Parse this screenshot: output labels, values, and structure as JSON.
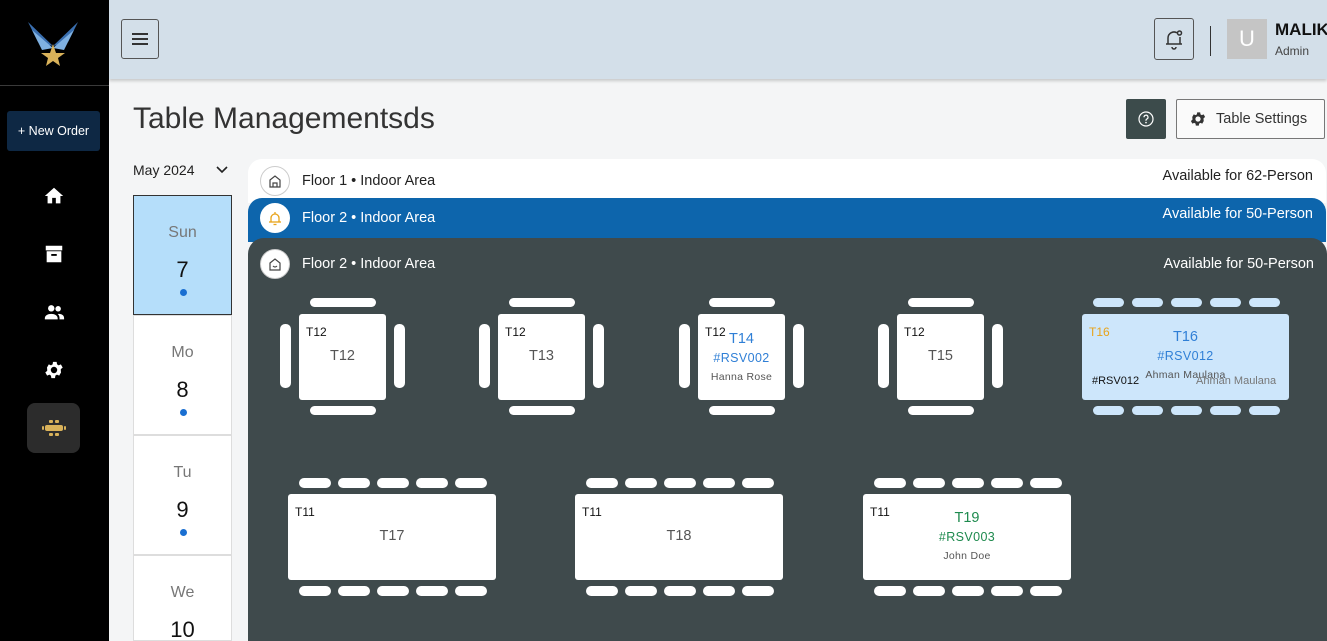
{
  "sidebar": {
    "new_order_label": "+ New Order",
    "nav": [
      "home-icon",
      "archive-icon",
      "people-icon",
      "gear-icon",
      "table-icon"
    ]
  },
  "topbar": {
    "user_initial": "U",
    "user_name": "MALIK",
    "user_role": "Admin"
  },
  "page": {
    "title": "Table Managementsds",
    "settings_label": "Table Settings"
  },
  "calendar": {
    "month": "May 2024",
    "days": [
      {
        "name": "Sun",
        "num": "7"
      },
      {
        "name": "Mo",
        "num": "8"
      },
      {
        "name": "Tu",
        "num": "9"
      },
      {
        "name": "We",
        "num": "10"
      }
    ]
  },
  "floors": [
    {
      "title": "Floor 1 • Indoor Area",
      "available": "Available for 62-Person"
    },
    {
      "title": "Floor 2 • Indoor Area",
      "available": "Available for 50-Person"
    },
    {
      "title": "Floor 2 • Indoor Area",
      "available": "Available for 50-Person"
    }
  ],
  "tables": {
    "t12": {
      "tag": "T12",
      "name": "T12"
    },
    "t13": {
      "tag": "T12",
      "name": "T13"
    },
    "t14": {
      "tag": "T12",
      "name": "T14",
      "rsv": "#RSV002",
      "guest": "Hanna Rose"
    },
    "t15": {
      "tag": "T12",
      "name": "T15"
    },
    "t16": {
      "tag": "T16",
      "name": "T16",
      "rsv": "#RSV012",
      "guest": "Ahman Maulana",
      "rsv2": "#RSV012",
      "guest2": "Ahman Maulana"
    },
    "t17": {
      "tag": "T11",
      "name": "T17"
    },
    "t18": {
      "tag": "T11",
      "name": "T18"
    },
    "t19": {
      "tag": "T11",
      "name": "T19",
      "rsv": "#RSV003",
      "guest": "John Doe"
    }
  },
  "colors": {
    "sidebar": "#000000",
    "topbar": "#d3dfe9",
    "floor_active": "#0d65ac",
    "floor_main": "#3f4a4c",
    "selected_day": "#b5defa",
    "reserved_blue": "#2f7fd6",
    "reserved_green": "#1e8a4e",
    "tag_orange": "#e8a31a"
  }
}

....

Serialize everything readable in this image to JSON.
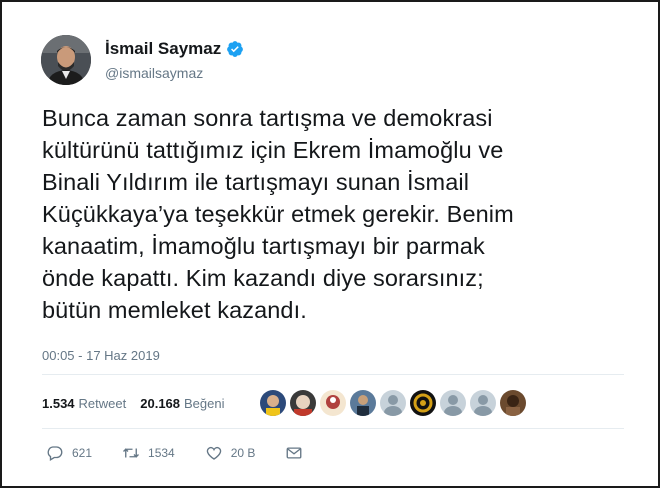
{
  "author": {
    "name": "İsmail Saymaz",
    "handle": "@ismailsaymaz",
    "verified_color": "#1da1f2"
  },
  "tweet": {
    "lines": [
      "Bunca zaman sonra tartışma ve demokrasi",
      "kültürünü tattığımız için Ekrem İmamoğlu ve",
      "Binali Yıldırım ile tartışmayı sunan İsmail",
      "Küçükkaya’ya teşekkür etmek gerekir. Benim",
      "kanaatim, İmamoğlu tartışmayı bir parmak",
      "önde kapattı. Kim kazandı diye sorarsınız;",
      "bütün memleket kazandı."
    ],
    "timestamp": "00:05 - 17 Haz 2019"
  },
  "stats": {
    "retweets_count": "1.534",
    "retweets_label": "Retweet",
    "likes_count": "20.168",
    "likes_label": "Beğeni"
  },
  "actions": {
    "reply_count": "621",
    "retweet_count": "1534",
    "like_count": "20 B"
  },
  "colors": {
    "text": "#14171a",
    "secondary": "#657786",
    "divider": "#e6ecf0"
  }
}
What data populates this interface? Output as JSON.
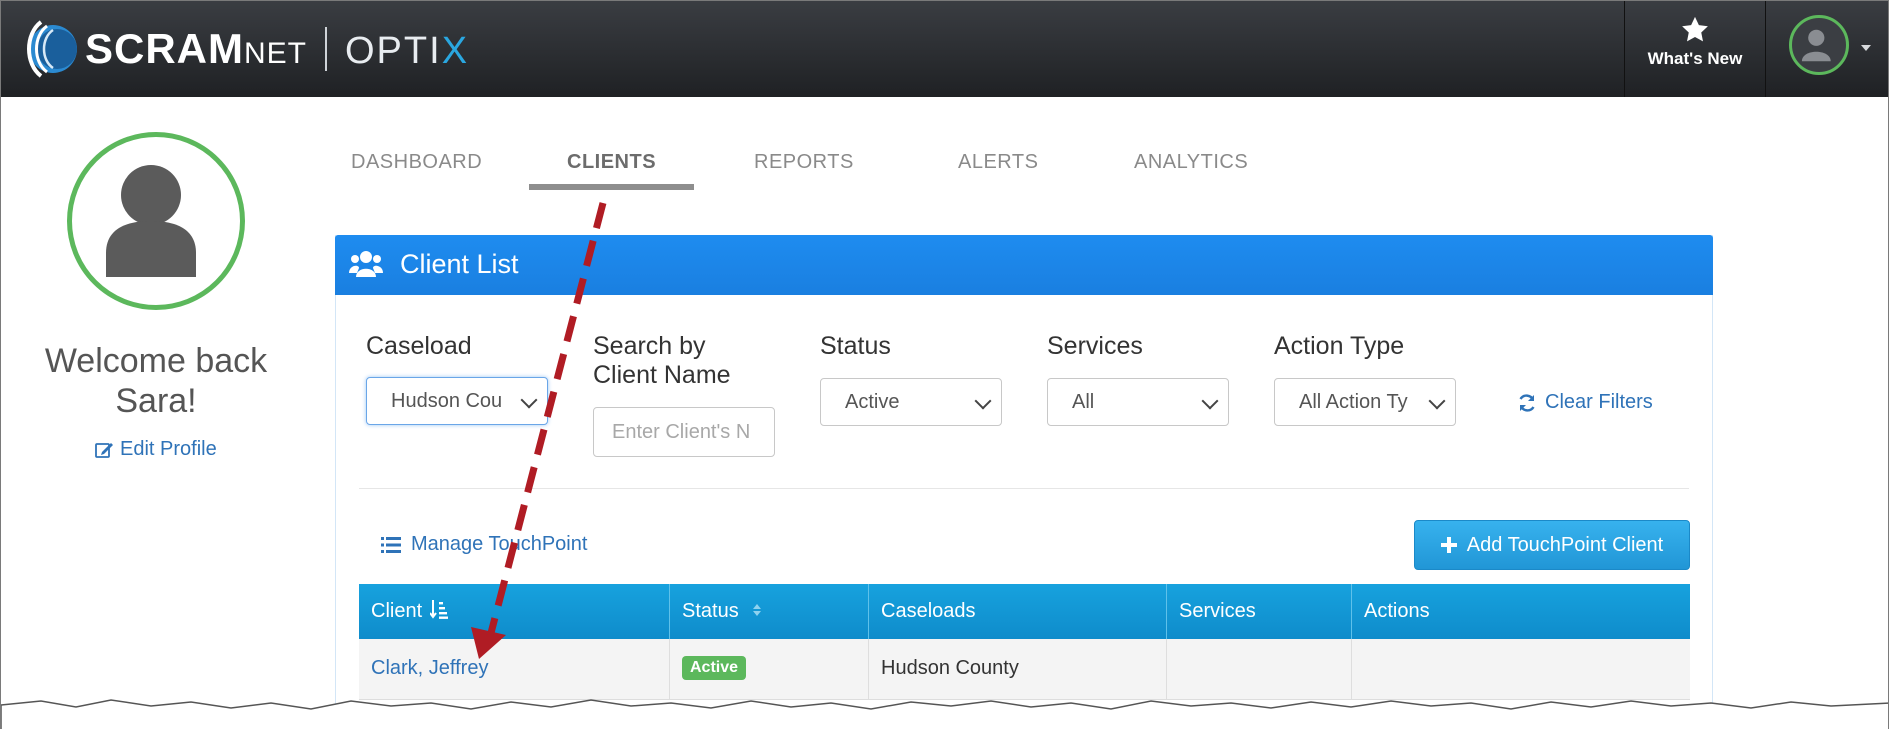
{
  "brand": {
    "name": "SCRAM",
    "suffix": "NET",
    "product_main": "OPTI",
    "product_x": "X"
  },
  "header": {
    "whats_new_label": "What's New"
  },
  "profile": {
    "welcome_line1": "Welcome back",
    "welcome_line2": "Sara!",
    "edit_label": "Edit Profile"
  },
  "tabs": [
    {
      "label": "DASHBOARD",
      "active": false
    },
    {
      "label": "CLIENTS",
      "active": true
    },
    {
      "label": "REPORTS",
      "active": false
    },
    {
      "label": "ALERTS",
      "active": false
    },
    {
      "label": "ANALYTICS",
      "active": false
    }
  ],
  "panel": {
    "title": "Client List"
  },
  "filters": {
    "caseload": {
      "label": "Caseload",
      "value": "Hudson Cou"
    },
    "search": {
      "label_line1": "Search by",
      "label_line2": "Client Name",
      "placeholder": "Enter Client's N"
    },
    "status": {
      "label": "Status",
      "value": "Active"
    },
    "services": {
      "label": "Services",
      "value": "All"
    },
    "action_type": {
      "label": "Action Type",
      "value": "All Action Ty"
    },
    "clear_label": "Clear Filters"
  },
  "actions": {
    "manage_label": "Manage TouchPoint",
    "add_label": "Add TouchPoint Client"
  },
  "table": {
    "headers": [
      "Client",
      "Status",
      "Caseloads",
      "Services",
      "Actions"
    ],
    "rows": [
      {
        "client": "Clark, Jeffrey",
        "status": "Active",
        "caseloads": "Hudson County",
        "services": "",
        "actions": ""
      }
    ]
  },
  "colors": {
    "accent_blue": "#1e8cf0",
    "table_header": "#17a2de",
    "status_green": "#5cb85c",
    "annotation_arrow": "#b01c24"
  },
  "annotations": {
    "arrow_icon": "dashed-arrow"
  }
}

....

Only lines with "JSON" are wanted here; list each of them.

Parse this screenshot: output labels, values, and structure as JSON.
Serialize everything readable in this image to JSON.
What data populates this interface? Output as JSON.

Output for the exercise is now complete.